SET TASK: Find every line of the listing below where "Empty" appears, and copy it.

####

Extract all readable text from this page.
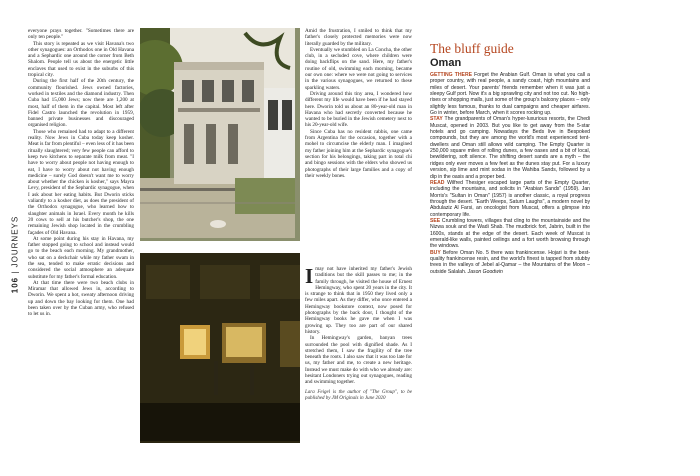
106 | JOURNEYS

everyone prays together. "Sometimes there are only ten people."

This story is repeated as we visit Havana's two other synagogues: an Orthodox one in Old Havana and a Sephardic one around the corner from Beth Shalom. People tell us about the energetic little enclaves that used to exist in the suburbs of this tropical city.

During the first half of the 20th century, the community flourished. Jews owned factories, worked in textiles and the diamond industry. Then Cuba had 15,000 Jews; now there are 1,200 at most, half of them in the capital. Most left after Fidel Castro launched the revolution in 1959, banned private businesses and discouraged organised religion.

Those who remained had to adapt to a different reality. Now Jews in Cuba today keep kosher. Meat is far from plentiful – even less of it has been ritually slaughtered; very few people can afford to keep two kitchens to separate milk from meat. "I have to worry about people not having enough to eat, I have to worry about not having enough medicine – surely God doesn't want me to worry about whether the chicken is kosher," says Mayra Levy, president of the Sephardic synagogue, when I ask about her eating habits. But Dworin sticks valiantly to a kosher diet, as does the president of the Orthodox synagogue, who learned how to slaughter animals in Israel. Every month he kills 20 cows to sell at his butcher's shop, the one remaining Jewish shop located in the crumbling façades of Old Havana.

At some point during his stay in Havana, my father stopped going to school and instead would go to the beach each morning. My grandmother, who sat on a deckchair while my father swam in the sea, tended to make erratic decisions and considered the social atmosphere an adequate substitute for my father's formal education.

At that time there were two beach clubs in Miramar that allowed Jews in, according to Dworin. We spent a hot, sweaty afternoon driving up and down the bay looking for them. One had been taken over by the Cuban army, who refused to let us in.

Imay not have inherited my father's Jewish traditions but the skill passes to me; in the family through, he visited the house of Ernest Hemingway, who spent 20 years in the city. It is strange to think that in 1950 they lived only a few miles apart. As they differ, who once entered a Hemingway bookstore context, now posed for photographs by the back door, I thought of the Hemingway books he gave me when I was growing up. They too are part of our shared history.

In Hemingway's garden, banyan trees surrounded the pool with dignified shade. As I stretched them, I saw the fragility of the tree beneath the roots. I also saw that it was too late for us, my father and me, to create a new heritage. Instead we must make do with who we already are: hesitant Londoners trying out synagogues, reading and swimming together.

Lara Feigel is the author of "The Group", to be published by JM Originals in June 2020
The bluff guide
Oman

GETTING THERE Forget the Arabian Gulf. Oman is what you call a proper country, with real people, a sandy coast, high mountains and miles of desert. Your parents' friends remember when it was just a sleepy Gulf port. Now it's a big sprawling city and not too cut. No high-rises or shopping malls, just some of the group's balcony places – only slightly less famous, thanks to dual campaigns and cheaper airfares. Go in winter, before March, when it scores rocking up.

STAY The grandparents of Oman's hyper-luxurious resorts, the Chedi Muscat, opened in 2003. But you like to get away from the 5-star hotels and go camping. Nowadays the Beds live in Bespoked compounds, but they are among the world's most experienced tent-dwellers and Oman still allows wild camping. The Empty Quarter is 250,000 square miles of rolling dunes, a few oases and a bit of local, bewildering, soft silence. The shifting desert sands are a myth – the ridges only ever moves a few feet as the dunes stay put. For a luxury version, sip lime and mint sodas in the Wahiba Sands, followed by a dip in the oasis and a proper bed.

READ Wilfred Thesiger escaped large parts of the Empty Quarter, including the mountains, and solicits in "Arabian Sands" (1959). Jan Morris's "Sultan in Oman" (1957) is another classic, a royal progress through the desert. "Earth Weeps, Saturn Laughs", a modern novel by Abdulaziz Al Farsi, an oncologist from Muscat, offers a glimpse into contemporary life.

SEE Crumbling towers, villages that cling to the mountainside and the Nizwa souk and the Wadi Shab. The mudbrick fort, Jabrin, built in the 1600s, stands at the edge of the desert. Each week of Muscat is emerald-like walls, painted ceilings and a fort worth browsing through the windows.

BUY Before Oman No. 5 there was frankincense. Hojari is the best-quality frankincense resin, and the world's finest is tapped from stubby trees in the valleys of Jebel al-Qamar – the Mountains of the Moon – outside Salalah. Jason Goodwin

Amid the frustration, I smiled to think that my father's closely protected memories were now literally guarded by the military.

Eventually we stumbled on La Concha, the other club, in a secluded cove, where children were doing backflips on the sand. Here, my father's routine of old, swimming each morning, became our own one: where we were not going to services in the various synagogues, we returned to these sparkling waters.

Driving around this tiny area, I wondered how different my life would have been if he had stayed here. Dworin told us about an 80-year-old man in Havana who had secretly converted because he wanted to be buried in the Jewish cemetery next to his 20-year-old wife.

Since Cuba has no resident rabbis, one came from Argentina for the occasion, together with a mohel to circumcise the elderly man. I imagined my father joining him at the Sephardic synagogue's section for his belongings, taking part in total chi and bingo sessions with the elders who showed us photographs of their large families and a copy of their weekly bones.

####

OUTPUT OF THE TASK:
STAY The grandparents of Oman's hyper-luxurious resorts, the Chedi Muscat, opened in 2003. But you like to get away from the 5-star hotels and go camping. Nowadays the Beds live in Bespoked compounds, but they are among the world's most experienced tent-dwellers and Oman still allows wild camping. The Empty Quarter is 250,000 square miles of rolling dunes, a few oases and a bit of local, bewildering, soft silence. The shifting desert sands are a myth – the ridges only ever moves a few feet as the dunes stay put. For a luxury version, sip lime and mint sodas in the Wahiba Sands, followed by a dip in the oasis and a proper bed.
READ Wilfred Thesiger escaped large parts of the Empty Quarter, including the mountains, and solicits in "Arabian Sands" (1959). Jan Morris's "Sultan in Oman" (1957) is another classic, a royal progress through the desert. "Earth Weeps, Saturn Laughs", a modern novel by Abdulaziz Al Farsi, an oncologist from Muscat, offers a glimpse into contemporary life.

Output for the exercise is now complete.